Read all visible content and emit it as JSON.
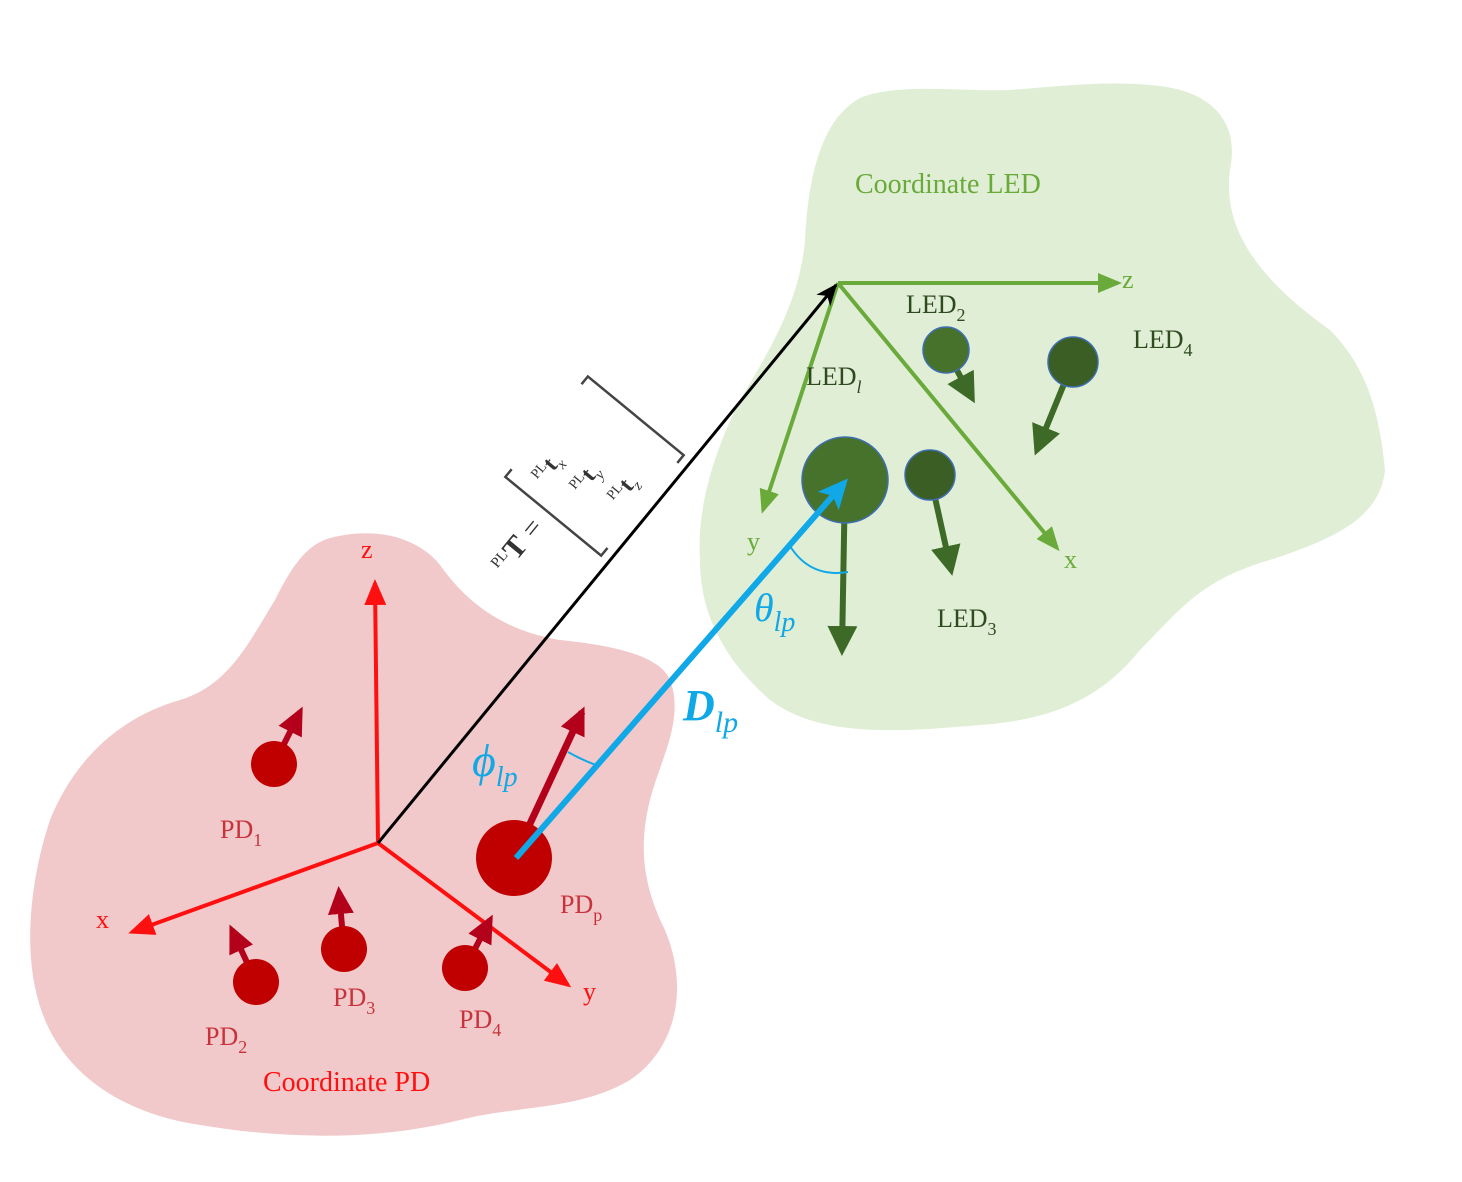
{
  "regions": {
    "led_title": "Coordinate LED",
    "pd_title": "Coordinate PD",
    "led_fill": "#e0eed6",
    "pd_fill": "#f2c9ca"
  },
  "led_axes": {
    "z": "z",
    "y": "y",
    "x": "x",
    "color": "#6aaa3a"
  },
  "pd_axes": {
    "z": "z",
    "x": "x",
    "y": "y",
    "color": "#ff1010"
  },
  "leds": {
    "led_l": {
      "base": "LED",
      "sub": "l"
    },
    "led_2": {
      "base": "LED",
      "sub": "2"
    },
    "led_3": {
      "base": "LED",
      "sub": "3"
    },
    "led_4": {
      "base": "LED",
      "sub": "4"
    },
    "color": "#3d6b27"
  },
  "pds": {
    "pd_1": {
      "base": "PD",
      "sub": "1"
    },
    "pd_2": {
      "base": "PD",
      "sub": "2"
    },
    "pd_3": {
      "base": "PD",
      "sub": "3"
    },
    "pd_4": {
      "base": "PD",
      "sub": "4"
    },
    "pd_p": {
      "base": "PD",
      "sub": "p"
    },
    "color": "#c00000"
  },
  "math": {
    "theta": {
      "base": "θ",
      "sub": "lp"
    },
    "phi": {
      "base": "ϕ",
      "sub": "lp"
    },
    "distance": {
      "base": "D",
      "sub": "lp"
    },
    "translation": {
      "lhs_sup": "PL",
      "lhs": "T",
      "eq": "=",
      "row_x": {
        "sup": "PL",
        "base": "t",
        "sub": "x"
      },
      "row_y": {
        "sup": "PL",
        "base": "t",
        "sub": "y"
      },
      "row_z": {
        "sup": "PL",
        "base": "t",
        "sub": "z"
      }
    }
  }
}
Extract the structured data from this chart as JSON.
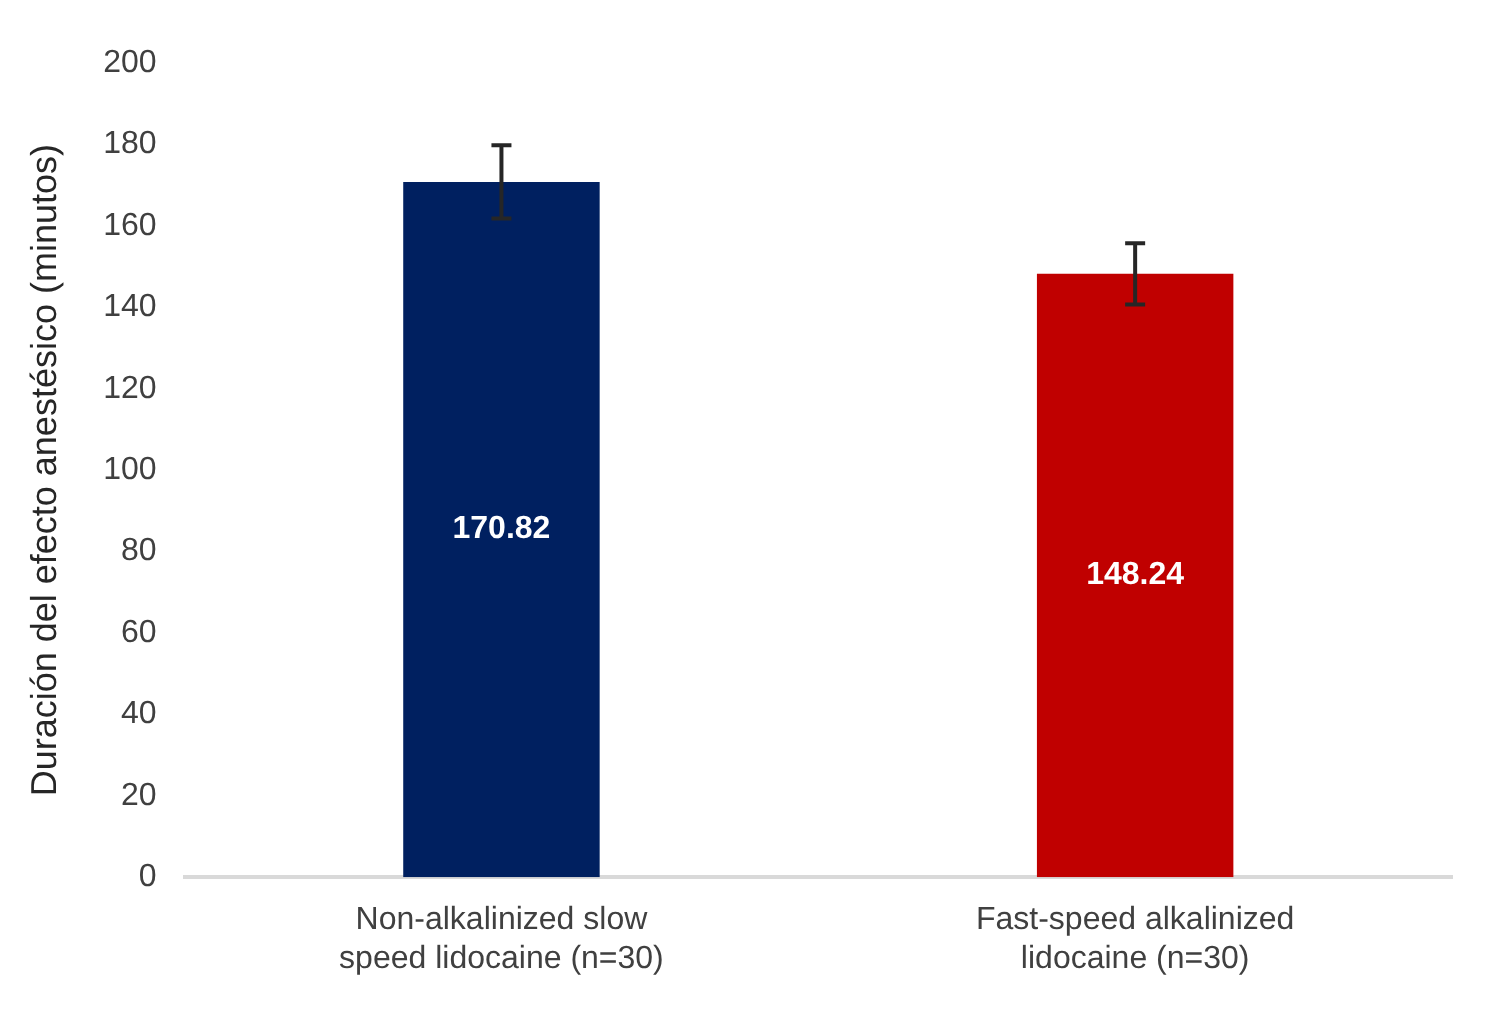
{
  "chart_data": {
    "type": "bar",
    "ylabel": "Duración del efecto anestésico (minutos)",
    "categories": [
      "Non-alkalinized slow speed lidocaine (n=30)",
      "Fast-speed alkalinized lidocaine (n=30)"
    ],
    "values": [
      170.82,
      148.24
    ],
    "colors": [
      "#002060",
      "#c00000"
    ],
    "errors": [
      9,
      7.5
    ],
    "ylim": [
      0,
      200
    ],
    "yticks": [
      0,
      20,
      40,
      60,
      80,
      100,
      120,
      140,
      160,
      180,
      200
    ],
    "grid": false,
    "data_labels": true
  }
}
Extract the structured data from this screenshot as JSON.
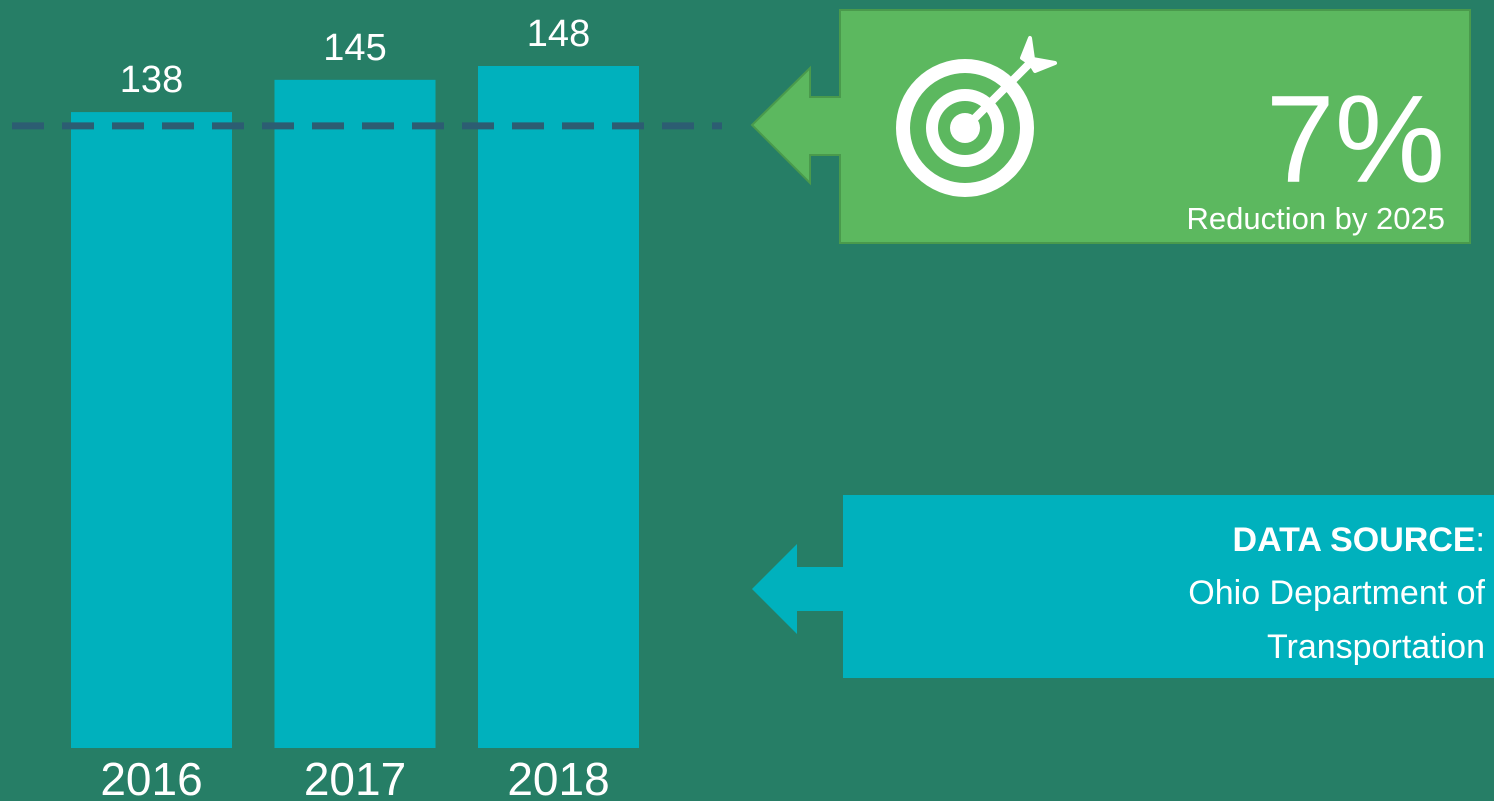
{
  "chart_data": {
    "type": "bar",
    "categories": [
      "2016",
      "2017",
      "2018"
    ],
    "values": [
      138,
      145,
      148
    ],
    "color": "#00b1bd",
    "target": 135,
    "target_color": "#2c5d72",
    "goal": {
      "value_text": "7%",
      "caption": "Reduction by 2025",
      "color": "#5cb85f"
    },
    "source": {
      "label": "DATA SOURCE",
      "separator": ":",
      "lines": [
        "Ohio Department of",
        "Transportation"
      ],
      "color": "#00b1bd"
    }
  }
}
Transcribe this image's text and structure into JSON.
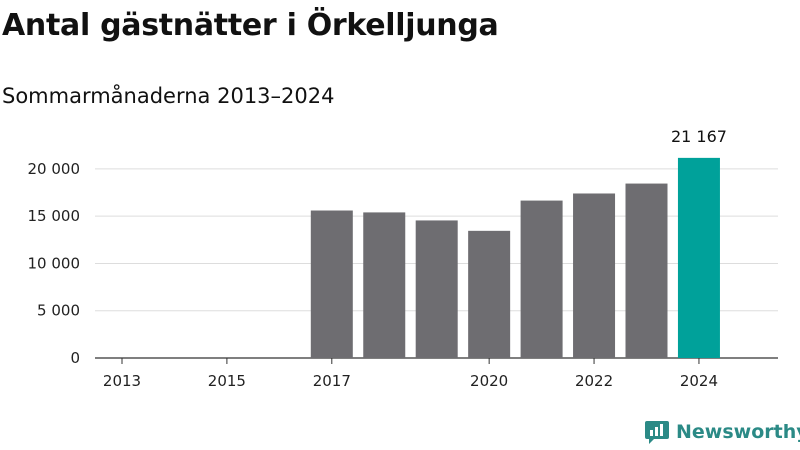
{
  "chart_data": {
    "type": "bar",
    "title": "Antal gästnätter i Örkelljunga",
    "subtitle": "Sommarmånaderna 2013–2024",
    "categories": [
      "2013",
      "2014",
      "2015",
      "2016",
      "2017",
      "2018",
      "2019",
      "2020",
      "2021",
      "2022",
      "2023",
      "2024"
    ],
    "values": [
      null,
      null,
      null,
      null,
      15600,
      15400,
      14550,
      13450,
      16650,
      17400,
      18450,
      21167
    ],
    "x_tick_labels": [
      "2013",
      "2015",
      "2017",
      "2020",
      "2022",
      "2024"
    ],
    "y_ticks": [
      0,
      5000,
      10000,
      15000,
      20000
    ],
    "y_tick_labels": [
      "0",
      "5 000",
      "10 000",
      "15 000",
      "20 000"
    ],
    "ylim": [
      0,
      22000
    ],
    "grid": true,
    "highlight": {
      "category": "2024",
      "label": "21 167"
    },
    "colors": {
      "bar": "#6e6d71",
      "highlight": "#00a19a",
      "grid": "#dddddd",
      "axis": "#333333"
    },
    "xlabel": "",
    "ylabel": ""
  },
  "brand": {
    "name": "Newsworthy",
    "icon": "bar-chart-speech-icon",
    "color": "#2b8a86"
  }
}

= Exercise details =
Pictures stay out of the copy; please restate every record above exactly.

= Exercise response =
Read all visible content and emit it as JSON.
{
  "regions": {
    "led_title": "Coordinate LED",
    "pd_title": "Coordinate PD",
    "led_fill": "#e0eed6",
    "pd_fill": "#f2c9ca"
  },
  "led_axes": {
    "z": "z",
    "y": "y",
    "x": "x",
    "color": "#6aaa3a"
  },
  "pd_axes": {
    "z": "z",
    "x": "x",
    "y": "y",
    "color": "#ff1010"
  },
  "leds": {
    "led_l": {
      "base": "LED",
      "sub": "l"
    },
    "led_2": {
      "base": "LED",
      "sub": "2"
    },
    "led_3": {
      "base": "LED",
      "sub": "3"
    },
    "led_4": {
      "base": "LED",
      "sub": "4"
    },
    "color": "#3d6b27"
  },
  "pds": {
    "pd_1": {
      "base": "PD",
      "sub": "1"
    },
    "pd_2": {
      "base": "PD",
      "sub": "2"
    },
    "pd_3": {
      "base": "PD",
      "sub": "3"
    },
    "pd_4": {
      "base": "PD",
      "sub": "4"
    },
    "pd_p": {
      "base": "PD",
      "sub": "p"
    },
    "color": "#c00000"
  },
  "math": {
    "theta": {
      "base": "θ",
      "sub": "lp"
    },
    "phi": {
      "base": "ϕ",
      "sub": "lp"
    },
    "distance": {
      "base": "D",
      "sub": "lp"
    },
    "translation": {
      "lhs_sup": "PL",
      "lhs": "T",
      "eq": "=",
      "row_x": {
        "sup": "PL",
        "base": "t",
        "sub": "x"
      },
      "row_y": {
        "sup": "PL",
        "base": "t",
        "sub": "y"
      },
      "row_z": {
        "sup": "PL",
        "base": "t",
        "sub": "z"
      }
    }
  }
}
Extract the structured data from this chart as JSON.
{
  "chart_data": {
    "type": "bar",
    "ylabel": "Duración del efecto anestésico (minutos)",
    "categories": [
      "Non-alkalinized slow speed lidocaine (n=30)",
      "Fast-speed alkalinized lidocaine (n=30)"
    ],
    "values": [
      170.82,
      148.24
    ],
    "colors": [
      "#002060",
      "#c00000"
    ],
    "errors": [
      9,
      7.5
    ],
    "ylim": [
      0,
      200
    ],
    "yticks": [
      0,
      20,
      40,
      60,
      80,
      100,
      120,
      140,
      160,
      180,
      200
    ],
    "grid": false,
    "data_labels": true
  }
}
Extract the structured data from this screenshot as JSON.
{
  "chart_data": {
    "type": "bar",
    "categories": [
      "2016",
      "2017",
      "2018"
    ],
    "values": [
      138,
      145,
      148
    ],
    "color": "#00b1bd",
    "target": 135,
    "target_color": "#2c5d72",
    "goal": {
      "value_text": "7%",
      "caption": "Reduction by 2025",
      "color": "#5cb85f"
    },
    "source": {
      "label": "DATA SOURCE",
      "separator": ":",
      "lines": [
        "Ohio Department of",
        "Transportation"
      ],
      "color": "#00b1bd"
    }
  }
}
Transcribe this image's text and structure into JSON.
{
  "chart_data": {
    "type": "bar",
    "title": "Antal gästnätter i Örkelljunga",
    "subtitle": "Sommarmånaderna 2013–2024",
    "categories": [
      "2013",
      "2014",
      "2015",
      "2016",
      "2017",
      "2018",
      "2019",
      "2020",
      "2021",
      "2022",
      "2023",
      "2024"
    ],
    "values": [
      null,
      null,
      null,
      null,
      15600,
      15400,
      14550,
      13450,
      16650,
      17400,
      18450,
      21167
    ],
    "x_tick_labels": [
      "2013",
      "2015",
      "2017",
      "2020",
      "2022",
      "2024"
    ],
    "y_ticks": [
      0,
      5000,
      10000,
      15000,
      20000
    ],
    "y_tick_labels": [
      "0",
      "5 000",
      "10 000",
      "15 000",
      "20 000"
    ],
    "ylim": [
      0,
      22000
    ],
    "grid": true,
    "highlight": {
      "category": "2024",
      "label": "21 167"
    },
    "colors": {
      "bar": "#6e6d71",
      "highlight": "#00a19a",
      "grid": "#dddddd",
      "axis": "#333333"
    },
    "xlabel": "",
    "ylabel": ""
  },
  "brand": {
    "name": "Newsworthy",
    "icon": "bar-chart-speech-icon",
    "color": "#2b8a86"
  }
}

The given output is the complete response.